## Begin LISTING

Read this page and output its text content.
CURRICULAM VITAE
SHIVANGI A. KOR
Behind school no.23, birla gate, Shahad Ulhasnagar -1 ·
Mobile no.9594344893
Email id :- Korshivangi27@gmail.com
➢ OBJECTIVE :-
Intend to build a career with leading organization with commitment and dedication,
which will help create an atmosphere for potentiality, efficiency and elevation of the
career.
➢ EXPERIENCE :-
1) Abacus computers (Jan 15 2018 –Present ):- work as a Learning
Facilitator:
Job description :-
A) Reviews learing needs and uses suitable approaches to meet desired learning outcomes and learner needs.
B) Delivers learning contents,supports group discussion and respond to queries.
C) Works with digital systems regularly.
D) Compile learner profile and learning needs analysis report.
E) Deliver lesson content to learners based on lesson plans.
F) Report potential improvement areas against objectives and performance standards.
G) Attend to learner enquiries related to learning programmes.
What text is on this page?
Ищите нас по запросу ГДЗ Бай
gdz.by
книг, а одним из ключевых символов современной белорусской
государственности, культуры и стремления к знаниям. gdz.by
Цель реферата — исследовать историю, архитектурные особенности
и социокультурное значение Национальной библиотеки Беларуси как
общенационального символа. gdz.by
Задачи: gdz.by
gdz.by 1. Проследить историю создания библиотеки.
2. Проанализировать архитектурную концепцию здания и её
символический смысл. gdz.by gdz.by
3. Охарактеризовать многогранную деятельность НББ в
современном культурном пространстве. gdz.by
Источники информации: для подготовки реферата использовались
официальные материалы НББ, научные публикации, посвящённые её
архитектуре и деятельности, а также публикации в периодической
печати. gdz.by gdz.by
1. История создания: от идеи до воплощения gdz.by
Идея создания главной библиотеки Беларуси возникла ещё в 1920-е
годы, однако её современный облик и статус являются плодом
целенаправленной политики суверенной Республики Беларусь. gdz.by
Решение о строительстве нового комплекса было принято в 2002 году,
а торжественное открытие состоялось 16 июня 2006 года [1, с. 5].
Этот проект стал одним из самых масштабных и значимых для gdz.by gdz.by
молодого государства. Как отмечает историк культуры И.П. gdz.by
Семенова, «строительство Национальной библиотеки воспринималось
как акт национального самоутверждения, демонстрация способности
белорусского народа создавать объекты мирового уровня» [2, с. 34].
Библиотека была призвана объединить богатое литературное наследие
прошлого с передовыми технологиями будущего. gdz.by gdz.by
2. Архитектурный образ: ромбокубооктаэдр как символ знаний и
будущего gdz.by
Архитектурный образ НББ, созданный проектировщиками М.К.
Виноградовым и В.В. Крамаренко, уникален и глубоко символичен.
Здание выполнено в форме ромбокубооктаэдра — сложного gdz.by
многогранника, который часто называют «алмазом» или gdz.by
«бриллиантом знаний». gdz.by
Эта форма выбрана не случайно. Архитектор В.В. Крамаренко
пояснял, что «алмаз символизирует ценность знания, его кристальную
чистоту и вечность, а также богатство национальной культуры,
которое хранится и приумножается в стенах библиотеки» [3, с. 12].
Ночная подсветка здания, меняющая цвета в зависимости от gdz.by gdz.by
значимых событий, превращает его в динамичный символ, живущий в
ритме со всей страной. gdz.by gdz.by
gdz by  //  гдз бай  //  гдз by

## End LISTING

■ OBJECTIVE
Copy out each record, keeping every word as it is.

■ TASK SOLUTION
Read this page and output its text content.
CURRICULAM VITAE
SHIVANGI A. KOR
Behind school no.23, birla gate, Shahad Ulhasnagar -1 ·
Mobile no.9594344893
Email id :- Korshivangi27@gmail.com
➢ OBJECTIVE :-
Intend to build a career with leading organization with commitment and dedication,
which will help create an atmosphere for potentiality, efficiency and elevation of the
career.
➢ EXPERIENCE :-
1) Abacus computers (Jan 15 2018 –Present ):- work as a Learning
Facilitator:
Job description :-
A) Reviews learing needs and uses suitable approaches to meet desired learning outcomes and learner needs.
B) Delivers learning contents,supports group discussion and respond to queries.
C) Works with digital systems regularly.
D) Compile learner profile and learning needs analysis report.
E) Deliver lesson content to learners based on lesson plans.
F) Report potential improvement areas against objectives and performance standards.
G) Attend to learner enquiries related to learning programmes.
What text is on this page?
Ищите нас по запросу ГДЗ Бай
gdz.by
книг, а одним из ключевых символов современной белорусской
государственности, культуры и стремления к знаниям. gdz.by
Цель реферата — исследовать историю, архитектурные особенности
и социокультурное значение Национальной библиотеки Беларуси как
общенационального символа. gdz.by
Задачи: gdz.by
gdz.by 1. Проследить историю создания библиотеки.
2. Проанализировать архитектурную концепцию здания и её
символический смысл. gdz.by gdz.by
3. Охарактеризовать многогранную деятельность НББ в
современном культурном пространстве. gdz.by
Источники информации: для подготовки реферата использовались
официальные материалы НББ, научные публикации, посвящённые её
архитектуре и деятельности, а также публикации в периодической
печати. gdz.by gdz.by
1. История создания: от идеи до воплощения gdz.by
Идея создания главной библиотеки Беларуси возникла ещё в 1920-е
годы, однако её современный облик и статус являются плодом
целенаправленной политики суверенной Республики Беларусь. gdz.by
Решение о строительстве нового комплекса было принято в 2002 году,
а торжественное открытие состоялось 16 июня 2006 года [1, с. 5].
Этот проект стал одним из самых масштабных и значимых для gdz.by gdz.by
молодого государства. Как отмечает историк культуры И.П. gdz.by
Семенова, «строительство Национальной библиотеки воспринималось
как акт национального самоутверждения, демонстрация способности
белорусского народа создавать объекты мирового уровня» [2, с. 34].
Библиотека была призвана объединить богатое литературное наследие
прошлого с передовыми технологиями будущего. gdz.by gdz.by
2. Архитектурный образ: ромбокубооктаэдр как символ знаний и
будущего gdz.by
Архитектурный образ НББ, созданный проектировщиками М.К.
Виноградовым и В.В. Крамаренко, уникален и глубоко символичен.
Здание выполнено в форме ромбокубооктаэдра — сложного gdz.by
многогранника, который часто называют «алмазом» или gdz.by
«бриллиантом знаний». gdz.by
Эта форма выбрана не случайно. Архитектор В.В. Крамаренко
пояснял, что «алмаз символизирует ценность знания, его кристальную
чистоту и вечность, а также богатство национальной культуры,
которое хранится и приумножается в стенах библиотеки» [3, с. 12].
Ночная подсветка здания, меняющая цвета в зависимости от gdz.by gdz.by
значимых событий, превращает его в динамичный символ, живущий в
ритме со всей страной. gdz.by gdz.by
gdz by  //  гдз бай  //  гдз by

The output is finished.